#### Leestekst

---------------

Experimenteer met strategische projecten
Door Jasper J. van Dijk
Eerder gepubliceerd bij het Platform O.
De Tweede Kamer wil een nieuwe open bestuurscultuur met een regeerakkoord op hoofdlijnen, meer inzicht in bestuurlijke afwegingen en inhoudelijke politieke discussies. Dit vraagt niet alleen een nieuwe werkwijze van politici, maar ook een ambtenarenapparaat dat goed kan balanceren tussen de haast van vandaag en de complexe uitdagingen van de toekomst.
De balans van het werk van de ambtenarij slaat door naar de korte termijn. De afgelopen tijd zijn er vanuit verschillende hoeken signalen gekomen dat de overheid zich niet effectief voorbereidt op toekomstige uitdagingen, bijvoorbeeld op het gebied van klimaat, volkshuisvesting en onderwijs. Er wordt onvoldoende geïnvesteerd in scenarioanalyses voor de lange termijn en de overheidsonderdelen die deze analyses zouden moeten uitvoeren. De moeite om los te komen van lopende zaken is niet uniek voor de overheid. Veel bedrijven, organisaties en individuen steken te veel tijd in urgente zaken op de korte termijn ten koste van belangrijke zaken in de toekomst. Toch zijn er maar weinig plekken waar de lange termijn zo belangrijk is als in het openbaar bestuur.
Strategisch werk
Om de nieuwe, open bestuurscultuur te faciliteren, dienen ambtenaren meer en effectiever strategisch werk te verrichten. Dit begint bij het goed beschrijven van de beginsituatie, bijvoorbeeld: Hoe staat het met het niveau van onze scholieren, wat is de invloed van waar je wieg staat en hoe groot is het lerarentekort nou echt? Vervolgens moet de ambtenarij mogelijke eindbeelden in kaart brengen: Moeten er zoveel mogelijk leerlingen naar het hoger onderwijs of moeten de verschillen tussen leerlingen juist zo klein mogelijk worden? Hierbij moet ze uitwerken hoe Nederland van de beginsituatie naar elk eindbeeld kan komen, zodat alle consequenties van een keuze helder worden. Ten slotte is het aan de politiek om op basis van dit totaalbeeld maatschappelijke keuzes te maken.
De ambtenarij kan met het doorlopend maken van de hierboven beschreven totaalbeelden de nieuwe bestuurscultuur goed bedienen. De politiek kan hiermee een regeerakkoord op hoofdlijnen uitwerken, bij besluiten bestuurlijke afwegingen inzichtelijk maken en hier een gedegen inhoudelijke discussie over voeren. Nederland is erbij gebaat als ambtenaren en politici dit strategische werk zo effectief mogelijk uitvoeren en benutten.
Belang van de korte termijn
Op basis van bestaande theorieën en recente publicaties over de werkwijze van de overheid, aangevuld met mijn eigen ervaring als strategieconsultant en als econoom bij het ministerie van Financiën, ben ik tot een raamwerk gekomen dat een systematisch overzicht biedt van de succesfactoren voor strategisch werken bij de overheid. Dit raamwerk verdeelt negen succesfactoren (weergeven in Tabel 1) over drie pijlers: prioriteit, onafhankelijkheid en aansluiting.

---------------

#### Aangeleverde gegevens
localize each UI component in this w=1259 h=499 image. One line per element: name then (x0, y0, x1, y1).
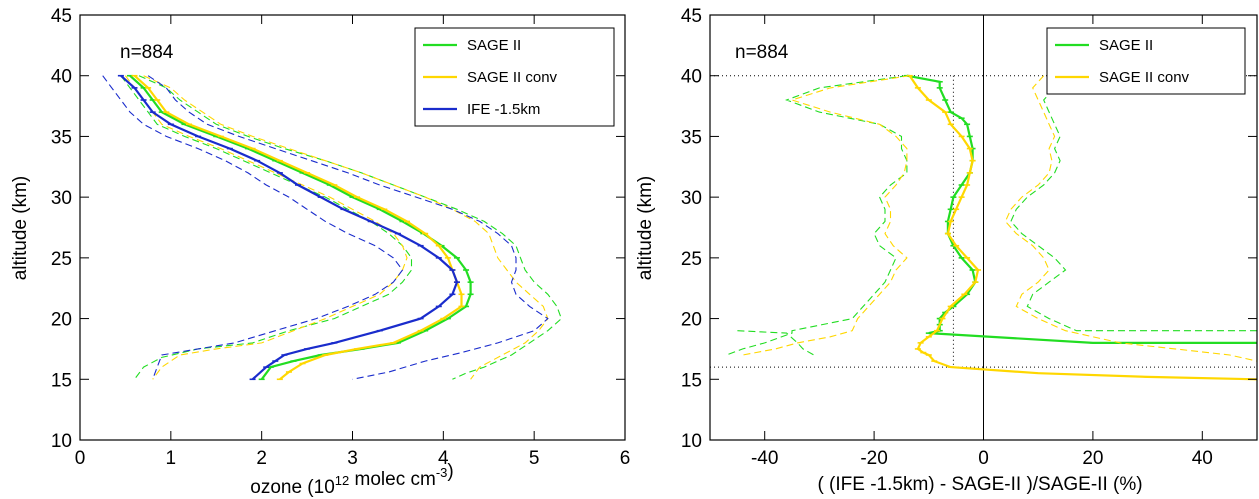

---------------

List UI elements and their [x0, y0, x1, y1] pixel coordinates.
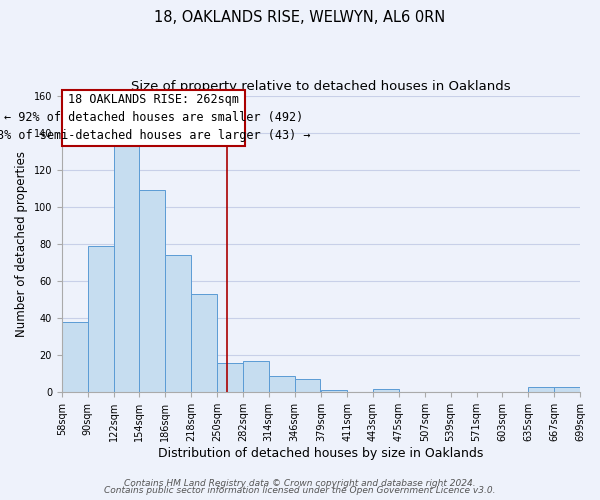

---------------

#### Opdrachten
A. Bij welk ministerie heeft de schrijver van de leestekst als econoom gewerkt?
B. Noem alle terreinen die de leestekst als voorbeeld geeft van gebieden waarop de overheid zich niet goed voorbereidt op toekomstige uitdagingen.
C. Vertaal deze zin uit de leestekst in het Engels: "De balans van het werk van de ambtenarij slaat door naar de korte termijn."
De gegevens komen uit een andere bron dan de leestekst.

#### Antwoorden
A. Bij het ministerie van Financiën.

B. Klimaat, volkshuisvesting en onderwijs.

C. The balance of the civil service's work tips too far toward the short term.